Note each line of the listing that contains the string "sure", and copy it.
-- start Data to process --
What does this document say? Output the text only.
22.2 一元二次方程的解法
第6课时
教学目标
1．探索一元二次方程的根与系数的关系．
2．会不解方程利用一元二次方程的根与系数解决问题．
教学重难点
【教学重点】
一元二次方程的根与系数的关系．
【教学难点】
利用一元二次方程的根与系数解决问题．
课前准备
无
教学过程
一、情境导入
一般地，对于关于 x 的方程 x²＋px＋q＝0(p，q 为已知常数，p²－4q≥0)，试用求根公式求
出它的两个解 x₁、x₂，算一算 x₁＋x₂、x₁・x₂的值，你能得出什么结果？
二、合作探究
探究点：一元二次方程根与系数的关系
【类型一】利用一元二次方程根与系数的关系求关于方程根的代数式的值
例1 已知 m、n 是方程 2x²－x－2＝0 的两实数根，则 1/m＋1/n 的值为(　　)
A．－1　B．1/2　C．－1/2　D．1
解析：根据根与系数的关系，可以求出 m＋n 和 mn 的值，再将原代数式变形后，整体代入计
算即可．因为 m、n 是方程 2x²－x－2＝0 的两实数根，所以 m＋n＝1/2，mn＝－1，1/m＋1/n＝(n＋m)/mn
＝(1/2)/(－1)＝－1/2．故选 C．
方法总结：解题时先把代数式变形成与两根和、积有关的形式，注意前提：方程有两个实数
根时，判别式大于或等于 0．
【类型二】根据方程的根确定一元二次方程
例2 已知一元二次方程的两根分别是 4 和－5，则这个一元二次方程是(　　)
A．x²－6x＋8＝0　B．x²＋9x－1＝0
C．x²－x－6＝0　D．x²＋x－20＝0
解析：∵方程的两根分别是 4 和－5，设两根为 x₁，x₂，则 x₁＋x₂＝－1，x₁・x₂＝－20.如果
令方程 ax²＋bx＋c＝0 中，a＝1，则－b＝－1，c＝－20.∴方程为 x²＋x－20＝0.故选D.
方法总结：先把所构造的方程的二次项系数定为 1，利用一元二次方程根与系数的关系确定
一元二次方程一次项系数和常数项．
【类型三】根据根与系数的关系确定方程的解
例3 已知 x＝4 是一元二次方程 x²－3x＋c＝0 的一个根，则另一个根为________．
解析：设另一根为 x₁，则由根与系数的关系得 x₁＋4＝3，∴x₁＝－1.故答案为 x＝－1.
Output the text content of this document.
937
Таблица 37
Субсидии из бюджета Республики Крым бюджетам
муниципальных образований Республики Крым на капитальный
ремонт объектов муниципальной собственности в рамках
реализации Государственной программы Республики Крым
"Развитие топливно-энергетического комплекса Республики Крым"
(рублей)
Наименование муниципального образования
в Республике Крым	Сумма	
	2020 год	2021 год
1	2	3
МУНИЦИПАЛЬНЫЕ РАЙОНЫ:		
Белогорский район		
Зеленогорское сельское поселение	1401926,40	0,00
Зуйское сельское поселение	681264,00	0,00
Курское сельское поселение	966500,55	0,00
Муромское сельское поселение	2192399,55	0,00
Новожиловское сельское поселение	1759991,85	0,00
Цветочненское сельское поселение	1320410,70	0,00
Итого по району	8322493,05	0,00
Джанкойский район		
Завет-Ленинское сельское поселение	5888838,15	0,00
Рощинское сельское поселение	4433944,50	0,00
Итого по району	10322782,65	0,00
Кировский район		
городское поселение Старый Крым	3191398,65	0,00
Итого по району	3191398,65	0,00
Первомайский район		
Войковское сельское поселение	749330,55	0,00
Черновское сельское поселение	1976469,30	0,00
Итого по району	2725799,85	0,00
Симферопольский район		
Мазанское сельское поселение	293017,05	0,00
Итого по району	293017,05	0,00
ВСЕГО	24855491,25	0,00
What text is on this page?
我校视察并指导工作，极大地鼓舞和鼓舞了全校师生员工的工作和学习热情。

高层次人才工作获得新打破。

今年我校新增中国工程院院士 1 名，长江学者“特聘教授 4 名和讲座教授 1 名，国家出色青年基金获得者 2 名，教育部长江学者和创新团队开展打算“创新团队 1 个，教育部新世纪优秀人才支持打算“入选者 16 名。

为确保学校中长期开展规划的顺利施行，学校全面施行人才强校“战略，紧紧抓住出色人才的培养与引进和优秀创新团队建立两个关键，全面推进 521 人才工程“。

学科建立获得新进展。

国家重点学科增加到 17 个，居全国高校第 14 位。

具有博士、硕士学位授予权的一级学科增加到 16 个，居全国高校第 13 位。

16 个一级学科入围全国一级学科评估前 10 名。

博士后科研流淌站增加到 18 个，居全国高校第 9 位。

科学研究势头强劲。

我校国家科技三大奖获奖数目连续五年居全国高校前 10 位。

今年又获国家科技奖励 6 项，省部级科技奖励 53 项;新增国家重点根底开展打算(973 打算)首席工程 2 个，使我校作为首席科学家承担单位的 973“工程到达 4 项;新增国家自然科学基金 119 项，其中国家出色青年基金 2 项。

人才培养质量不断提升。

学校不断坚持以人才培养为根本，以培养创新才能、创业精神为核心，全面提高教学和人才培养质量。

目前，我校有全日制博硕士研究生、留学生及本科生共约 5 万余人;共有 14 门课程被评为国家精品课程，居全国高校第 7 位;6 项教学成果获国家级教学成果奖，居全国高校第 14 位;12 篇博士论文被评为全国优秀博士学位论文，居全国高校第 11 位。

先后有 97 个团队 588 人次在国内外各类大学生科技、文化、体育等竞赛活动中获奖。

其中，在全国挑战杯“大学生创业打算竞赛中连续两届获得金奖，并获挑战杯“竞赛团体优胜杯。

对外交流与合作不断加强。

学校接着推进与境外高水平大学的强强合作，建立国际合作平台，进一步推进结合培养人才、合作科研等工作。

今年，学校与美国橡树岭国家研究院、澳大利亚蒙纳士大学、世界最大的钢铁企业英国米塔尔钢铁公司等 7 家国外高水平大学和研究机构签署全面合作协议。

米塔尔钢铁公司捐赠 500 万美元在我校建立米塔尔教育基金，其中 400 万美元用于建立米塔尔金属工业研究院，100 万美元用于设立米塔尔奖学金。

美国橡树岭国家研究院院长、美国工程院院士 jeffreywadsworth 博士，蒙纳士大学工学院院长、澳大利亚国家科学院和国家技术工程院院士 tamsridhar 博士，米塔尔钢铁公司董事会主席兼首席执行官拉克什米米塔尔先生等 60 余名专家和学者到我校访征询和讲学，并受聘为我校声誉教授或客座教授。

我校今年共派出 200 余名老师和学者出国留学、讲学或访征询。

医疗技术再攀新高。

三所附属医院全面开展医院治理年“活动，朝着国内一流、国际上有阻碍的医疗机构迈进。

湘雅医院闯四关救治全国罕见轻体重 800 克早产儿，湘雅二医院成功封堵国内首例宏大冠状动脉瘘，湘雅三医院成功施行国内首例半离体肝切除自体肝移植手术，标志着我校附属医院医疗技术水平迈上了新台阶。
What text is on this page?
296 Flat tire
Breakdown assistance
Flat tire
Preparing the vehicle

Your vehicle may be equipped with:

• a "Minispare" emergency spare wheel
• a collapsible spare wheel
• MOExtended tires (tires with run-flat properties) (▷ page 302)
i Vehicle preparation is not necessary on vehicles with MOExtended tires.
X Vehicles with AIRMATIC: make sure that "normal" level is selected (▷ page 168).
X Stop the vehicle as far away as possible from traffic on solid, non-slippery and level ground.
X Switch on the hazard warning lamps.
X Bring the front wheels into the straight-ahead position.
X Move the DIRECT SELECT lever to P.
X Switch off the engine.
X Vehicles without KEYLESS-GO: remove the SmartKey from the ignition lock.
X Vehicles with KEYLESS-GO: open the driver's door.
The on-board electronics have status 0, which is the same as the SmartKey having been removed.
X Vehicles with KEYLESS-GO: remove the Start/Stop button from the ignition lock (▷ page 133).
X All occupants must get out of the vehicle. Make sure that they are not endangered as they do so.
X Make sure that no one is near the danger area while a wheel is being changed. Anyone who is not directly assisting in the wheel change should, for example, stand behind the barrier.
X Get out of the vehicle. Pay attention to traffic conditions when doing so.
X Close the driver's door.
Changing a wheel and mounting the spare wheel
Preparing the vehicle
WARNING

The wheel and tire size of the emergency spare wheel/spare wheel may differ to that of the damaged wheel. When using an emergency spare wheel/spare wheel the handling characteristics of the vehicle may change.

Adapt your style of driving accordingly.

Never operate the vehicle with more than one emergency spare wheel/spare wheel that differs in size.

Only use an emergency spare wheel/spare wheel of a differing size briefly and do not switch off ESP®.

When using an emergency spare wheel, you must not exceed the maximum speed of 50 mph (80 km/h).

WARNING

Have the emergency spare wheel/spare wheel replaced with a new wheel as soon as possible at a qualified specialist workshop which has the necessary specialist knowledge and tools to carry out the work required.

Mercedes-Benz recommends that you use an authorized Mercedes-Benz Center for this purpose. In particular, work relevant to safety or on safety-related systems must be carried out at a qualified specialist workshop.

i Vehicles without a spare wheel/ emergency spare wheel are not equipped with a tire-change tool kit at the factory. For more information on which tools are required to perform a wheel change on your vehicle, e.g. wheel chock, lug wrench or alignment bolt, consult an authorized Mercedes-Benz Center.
-- end Data to process --
Result =
X Vehicles with AIRMATIC: make sure that "normal" level is selected (▷ page 168).
X All occupants must get out of the vehicle. Make sure that they are not endangered as they do so.
X Make sure that no one is near the danger area while a wheel is being changed. Anyone who is not directly assisting in the wheel change should, for example, stand behind the barrier.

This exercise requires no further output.